::: Records provided :::

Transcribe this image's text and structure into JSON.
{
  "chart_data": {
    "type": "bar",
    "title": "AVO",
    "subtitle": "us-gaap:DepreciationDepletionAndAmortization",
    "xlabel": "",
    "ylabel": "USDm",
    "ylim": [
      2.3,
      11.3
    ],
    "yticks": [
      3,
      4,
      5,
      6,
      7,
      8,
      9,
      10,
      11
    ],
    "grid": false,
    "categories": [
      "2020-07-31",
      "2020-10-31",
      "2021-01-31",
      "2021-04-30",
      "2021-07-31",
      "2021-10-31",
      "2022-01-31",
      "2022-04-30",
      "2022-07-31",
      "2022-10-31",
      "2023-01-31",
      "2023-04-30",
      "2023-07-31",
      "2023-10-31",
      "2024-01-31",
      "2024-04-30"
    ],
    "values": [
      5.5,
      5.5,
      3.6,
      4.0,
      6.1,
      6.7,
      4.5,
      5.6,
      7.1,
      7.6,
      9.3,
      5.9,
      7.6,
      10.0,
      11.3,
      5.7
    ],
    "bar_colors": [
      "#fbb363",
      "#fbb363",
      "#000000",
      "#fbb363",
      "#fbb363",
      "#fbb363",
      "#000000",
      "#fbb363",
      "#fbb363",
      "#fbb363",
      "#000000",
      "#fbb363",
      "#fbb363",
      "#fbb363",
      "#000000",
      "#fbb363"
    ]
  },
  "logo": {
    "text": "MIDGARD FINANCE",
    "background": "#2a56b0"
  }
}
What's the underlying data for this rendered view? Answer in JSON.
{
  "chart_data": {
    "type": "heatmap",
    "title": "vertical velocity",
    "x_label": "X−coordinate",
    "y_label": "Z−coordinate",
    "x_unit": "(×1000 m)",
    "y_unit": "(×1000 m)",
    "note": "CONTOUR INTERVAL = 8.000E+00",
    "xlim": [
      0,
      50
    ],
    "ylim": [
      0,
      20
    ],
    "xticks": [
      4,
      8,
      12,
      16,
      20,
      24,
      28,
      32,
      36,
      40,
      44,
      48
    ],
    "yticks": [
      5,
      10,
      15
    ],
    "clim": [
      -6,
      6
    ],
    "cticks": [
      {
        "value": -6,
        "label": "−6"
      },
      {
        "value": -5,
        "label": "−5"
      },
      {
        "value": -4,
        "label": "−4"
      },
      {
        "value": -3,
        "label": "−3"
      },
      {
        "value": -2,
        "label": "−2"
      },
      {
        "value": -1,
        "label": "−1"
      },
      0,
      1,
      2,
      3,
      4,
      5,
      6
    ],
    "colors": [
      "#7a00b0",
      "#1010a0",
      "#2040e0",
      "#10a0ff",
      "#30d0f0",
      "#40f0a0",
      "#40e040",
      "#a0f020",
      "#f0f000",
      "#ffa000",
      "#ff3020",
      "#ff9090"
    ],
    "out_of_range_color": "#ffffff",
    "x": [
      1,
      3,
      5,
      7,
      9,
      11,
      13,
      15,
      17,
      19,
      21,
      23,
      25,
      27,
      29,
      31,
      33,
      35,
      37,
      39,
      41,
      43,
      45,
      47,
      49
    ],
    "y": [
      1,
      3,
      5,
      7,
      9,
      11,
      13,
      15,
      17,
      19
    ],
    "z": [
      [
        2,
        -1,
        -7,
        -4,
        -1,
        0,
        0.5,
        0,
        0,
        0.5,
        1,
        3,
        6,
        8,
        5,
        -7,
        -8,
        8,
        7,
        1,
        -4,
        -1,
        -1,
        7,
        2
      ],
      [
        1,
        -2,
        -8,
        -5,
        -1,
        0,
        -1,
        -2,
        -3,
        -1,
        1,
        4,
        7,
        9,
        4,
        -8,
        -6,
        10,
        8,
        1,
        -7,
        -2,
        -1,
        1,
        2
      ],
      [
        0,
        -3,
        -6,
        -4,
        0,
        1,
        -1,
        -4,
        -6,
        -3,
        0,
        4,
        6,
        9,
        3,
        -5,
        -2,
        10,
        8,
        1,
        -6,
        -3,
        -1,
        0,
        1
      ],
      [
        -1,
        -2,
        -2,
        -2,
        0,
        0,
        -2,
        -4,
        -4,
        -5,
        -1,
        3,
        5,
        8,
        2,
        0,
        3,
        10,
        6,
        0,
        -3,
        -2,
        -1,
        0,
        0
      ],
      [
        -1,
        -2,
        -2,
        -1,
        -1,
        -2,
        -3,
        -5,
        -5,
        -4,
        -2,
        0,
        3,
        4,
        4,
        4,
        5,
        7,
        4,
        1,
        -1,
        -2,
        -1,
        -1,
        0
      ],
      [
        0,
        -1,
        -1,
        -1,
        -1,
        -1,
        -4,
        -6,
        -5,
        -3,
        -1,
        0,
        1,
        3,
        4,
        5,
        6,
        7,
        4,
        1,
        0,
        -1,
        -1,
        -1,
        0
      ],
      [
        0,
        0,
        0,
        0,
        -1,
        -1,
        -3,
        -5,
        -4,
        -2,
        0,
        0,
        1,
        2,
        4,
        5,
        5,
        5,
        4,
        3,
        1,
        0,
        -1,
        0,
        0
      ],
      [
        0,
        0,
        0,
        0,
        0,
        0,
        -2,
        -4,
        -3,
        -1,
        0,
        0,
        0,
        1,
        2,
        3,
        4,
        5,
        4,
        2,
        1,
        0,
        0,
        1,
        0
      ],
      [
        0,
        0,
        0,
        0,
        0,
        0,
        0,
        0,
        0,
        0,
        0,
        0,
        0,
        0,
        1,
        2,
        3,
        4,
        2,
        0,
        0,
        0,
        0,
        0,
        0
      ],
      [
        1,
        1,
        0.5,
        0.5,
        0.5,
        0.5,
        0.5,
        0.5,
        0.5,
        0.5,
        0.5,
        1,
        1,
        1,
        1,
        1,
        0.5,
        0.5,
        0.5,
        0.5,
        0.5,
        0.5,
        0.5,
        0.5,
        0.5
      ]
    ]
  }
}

:::

Exercise goal -> Locate and copy each line in the data above that includes the word "JSON".

Written answer ->
Transcribe this image's text and structure into JSON.
What's the underlying data for this rendered view? Answer in JSON.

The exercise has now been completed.